__To do__
Skip all pictures, then print the remaining material exactly.

(Stored records)
--- Start ---

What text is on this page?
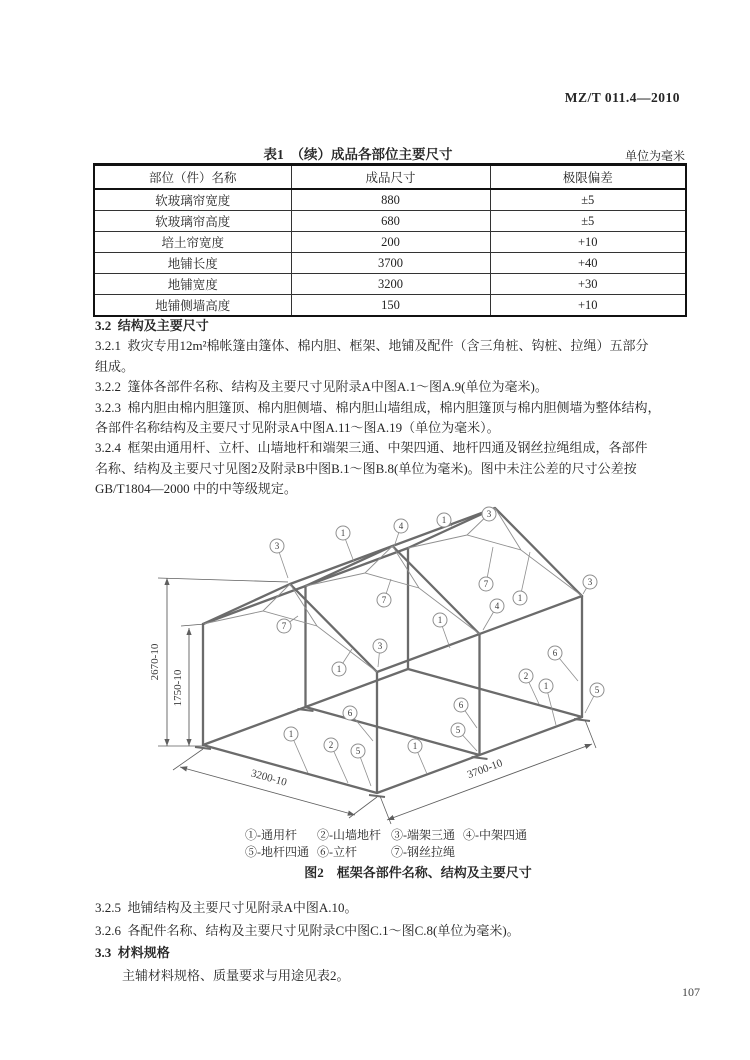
MZ/T 011.4—2010
表1　（续）成品各部位主要尺寸	单位为毫米
部位（件）名称	成品尺寸	极限偏差
软玻璃帘宽度	880	±5
软玻璃帘高度	680	±5
培土帘宽度	200	+10
地铺长度	3700	+40
地铺宽度	3200	+30
地铺侧墙高度	150	+10
3.2  结构及主要尺寸
3.2.1  救灾专用12m²棉帐篷由篷体、棉内胆、框架、地铺及配件（含三角桩、钩桩、拉绳）五部分
组成。
3.2.2  篷体各部件名称、结构及主要尺寸见附录A中图A.1～图A.9(单位为毫米)。
3.2.3  棉内胆由棉内胆篷顶、棉内胆侧墙、棉内胆山墙组成，棉内胆篷顶与棉内胆侧墙为整体结构，
各部件名称结构及主要尺寸见附录A中图A.11～图A.19（单位为毫米）。
3.2.4  框架由通用杆、立杆、山墙地杆和端架三通、中架四通、地杆四通及钢丝拉绳组成，各部件
名称、结构及主要尺寸见图2及附录B中图B.1～图B.8(单位为毫米)。图中未注公差的尺寸公差按
GB/T1804—2000 中的中等级规定。
2670-10
1750-10
3200-10	3700-10
3
1
4
1
3
7
7
7
1
3
1
4
3
1
6
6
6
5
5
5
2
2
1
1
1
①-通用杆 ②-山墙地杆 ③-端架三通 ④-中架四通
⑤-地杆四通 ⑥-立杆	⑦-钢丝拉绳
图2　框架各部件名称、结构及主要尺寸
3.2.5  地铺结构及主要尺寸见附录A中图A.10。
3.2.6  各配件名称、结构及主要尺寸见附录C中图C.1～图C.8(单位为毫米)。
3.3  材料规格
主辅材料规格、质量要求与用途见表2。
107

--- End ---

__Exercise response__
What text is on this page?
MZ/T 011.4—2010
表1　（续）成品各部位主要尺寸	单位为毫米
部位（件）名称	成品尺寸	极限偏差
软玻璃帘宽度	880	±5
软玻璃帘高度	680	±5
培土帘宽度	200	+10
地铺长度	3700	+40
地铺宽度	3200	+30
地铺侧墙高度	150	+10
3.2  结构及主要尺寸
3.2.1  救灾专用12m²棉帐篷由篷体、棉内胆、框架、地铺及配件（含三角桩、钩桩、拉绳）五部分
组成。
3.2.2  篷体各部件名称、结构及主要尺寸见附录A中图A.1～图A.9(单位为毫米)。
3.2.3  棉内胆由棉内胆篷顶、棉内胆侧墙、棉内胆山墙组成，棉内胆篷顶与棉内胆侧墙为整体结构，
各部件名称结构及主要尺寸见附录A中图A.11～图A.19（单位为毫米）。
3.2.4  框架由通用杆、立杆、山墙地杆和端架三通、中架四通、地杆四通及钢丝拉绳组成，各部件
名称、结构及主要尺寸见图2及附录B中图B.1～图B.8(单位为毫米)。图中未注公差的尺寸公差按
GB/T1804—2000 中的中等级规定。
2670-10
1750-10
3200-10	3700-10
3
1
4
1
3
7
7
7
1
3
1
4
3
1
6
6
6
5
5
5
2
2
1
1
1
①-通用杆 ②-山墙地杆 ③-端架三通 ④-中架四通
⑤-地杆四通 ⑥-立杆	⑦-钢丝拉绳
图2　框架各部件名称、结构及主要尺寸
3.2.5  地铺结构及主要尺寸见附录A中图A.10。
3.2.6  各配件名称、结构及主要尺寸见附录C中图C.1～图C.8(单位为毫米)。
3.3  材料规格
主辅材料规格、质量要求与用途见表2。
107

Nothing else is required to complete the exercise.